*DATA FOR THIS TASK*:

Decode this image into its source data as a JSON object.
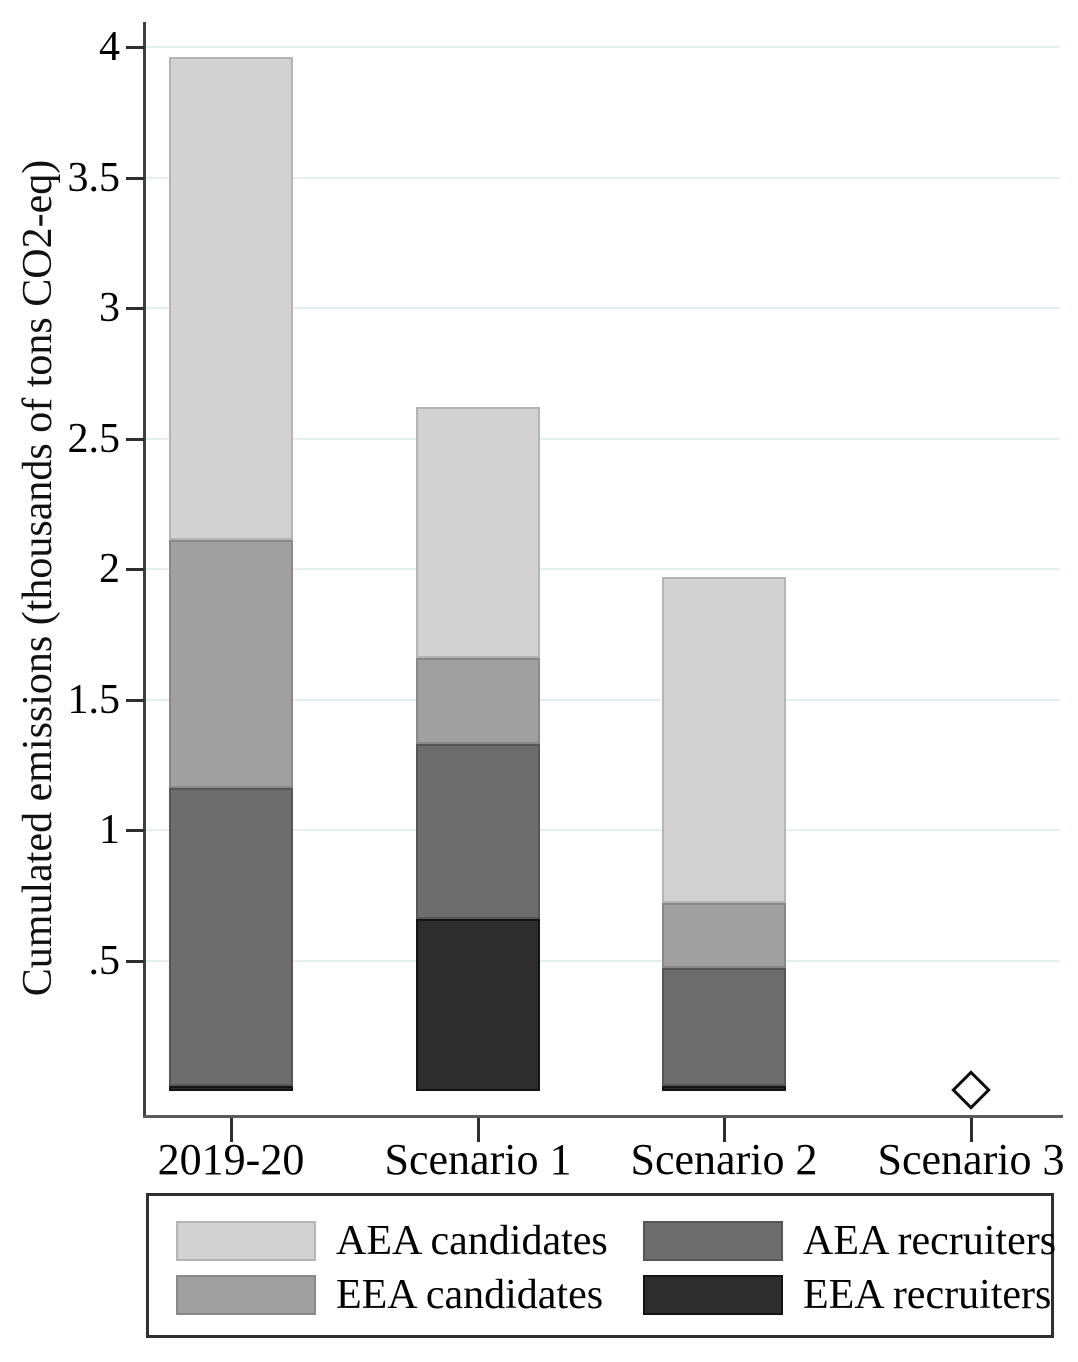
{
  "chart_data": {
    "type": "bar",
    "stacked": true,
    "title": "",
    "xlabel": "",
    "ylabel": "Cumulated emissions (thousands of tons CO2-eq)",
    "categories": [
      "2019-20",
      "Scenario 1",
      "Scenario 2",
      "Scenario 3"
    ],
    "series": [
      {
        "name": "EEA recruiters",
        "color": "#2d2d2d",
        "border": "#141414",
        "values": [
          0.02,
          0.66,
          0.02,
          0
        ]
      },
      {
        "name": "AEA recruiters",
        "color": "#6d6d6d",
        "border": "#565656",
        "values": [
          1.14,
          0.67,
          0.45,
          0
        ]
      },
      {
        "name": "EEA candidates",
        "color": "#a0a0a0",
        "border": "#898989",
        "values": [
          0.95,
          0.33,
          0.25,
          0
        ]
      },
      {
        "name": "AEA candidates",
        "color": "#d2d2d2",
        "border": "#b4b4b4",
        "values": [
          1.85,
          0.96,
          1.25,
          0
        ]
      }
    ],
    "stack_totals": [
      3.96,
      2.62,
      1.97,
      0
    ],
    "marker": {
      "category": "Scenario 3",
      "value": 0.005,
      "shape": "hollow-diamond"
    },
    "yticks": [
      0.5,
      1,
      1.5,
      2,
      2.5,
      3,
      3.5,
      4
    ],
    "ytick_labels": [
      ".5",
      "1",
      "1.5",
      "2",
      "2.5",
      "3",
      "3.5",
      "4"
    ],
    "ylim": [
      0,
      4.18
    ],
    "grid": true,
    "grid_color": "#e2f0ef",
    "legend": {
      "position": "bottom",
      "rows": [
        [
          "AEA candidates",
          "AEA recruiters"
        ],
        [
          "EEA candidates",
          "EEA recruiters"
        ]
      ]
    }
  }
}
==
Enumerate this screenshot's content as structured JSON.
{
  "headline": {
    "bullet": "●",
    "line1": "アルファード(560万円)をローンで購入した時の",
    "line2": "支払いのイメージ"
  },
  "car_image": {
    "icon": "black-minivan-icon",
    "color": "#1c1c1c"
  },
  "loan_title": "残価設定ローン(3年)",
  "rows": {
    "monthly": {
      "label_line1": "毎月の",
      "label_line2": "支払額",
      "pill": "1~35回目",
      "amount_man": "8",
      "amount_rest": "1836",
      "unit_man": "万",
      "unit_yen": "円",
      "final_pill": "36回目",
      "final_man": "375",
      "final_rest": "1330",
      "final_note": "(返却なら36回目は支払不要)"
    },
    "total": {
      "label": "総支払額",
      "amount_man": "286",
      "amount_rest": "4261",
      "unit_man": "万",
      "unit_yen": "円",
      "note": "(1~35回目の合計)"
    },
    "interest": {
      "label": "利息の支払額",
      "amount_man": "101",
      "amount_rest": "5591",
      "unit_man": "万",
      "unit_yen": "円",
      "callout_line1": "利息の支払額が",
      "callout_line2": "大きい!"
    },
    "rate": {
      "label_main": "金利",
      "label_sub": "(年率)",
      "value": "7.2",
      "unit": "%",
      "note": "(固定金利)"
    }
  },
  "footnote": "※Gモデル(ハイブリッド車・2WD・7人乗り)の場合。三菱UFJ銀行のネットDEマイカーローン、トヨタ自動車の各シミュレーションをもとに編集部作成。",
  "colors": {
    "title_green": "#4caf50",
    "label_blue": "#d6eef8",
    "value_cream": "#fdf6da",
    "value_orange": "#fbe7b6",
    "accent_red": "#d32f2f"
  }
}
==
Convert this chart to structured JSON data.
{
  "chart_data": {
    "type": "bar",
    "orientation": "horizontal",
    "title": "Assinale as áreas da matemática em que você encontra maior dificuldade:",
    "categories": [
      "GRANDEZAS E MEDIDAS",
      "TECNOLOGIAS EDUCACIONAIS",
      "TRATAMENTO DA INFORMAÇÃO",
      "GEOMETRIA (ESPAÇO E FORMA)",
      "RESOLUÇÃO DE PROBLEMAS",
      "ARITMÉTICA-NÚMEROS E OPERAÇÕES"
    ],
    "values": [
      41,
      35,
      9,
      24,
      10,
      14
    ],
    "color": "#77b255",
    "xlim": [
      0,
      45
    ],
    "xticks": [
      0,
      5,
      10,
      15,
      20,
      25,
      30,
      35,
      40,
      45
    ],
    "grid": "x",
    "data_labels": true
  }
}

*THE PROBLEM*: Search the data above for the string "true" and return every line that has it.

*WRITTEN ANSWER*:
    "stacked": true,
    "grid": true,
    "data_labels": true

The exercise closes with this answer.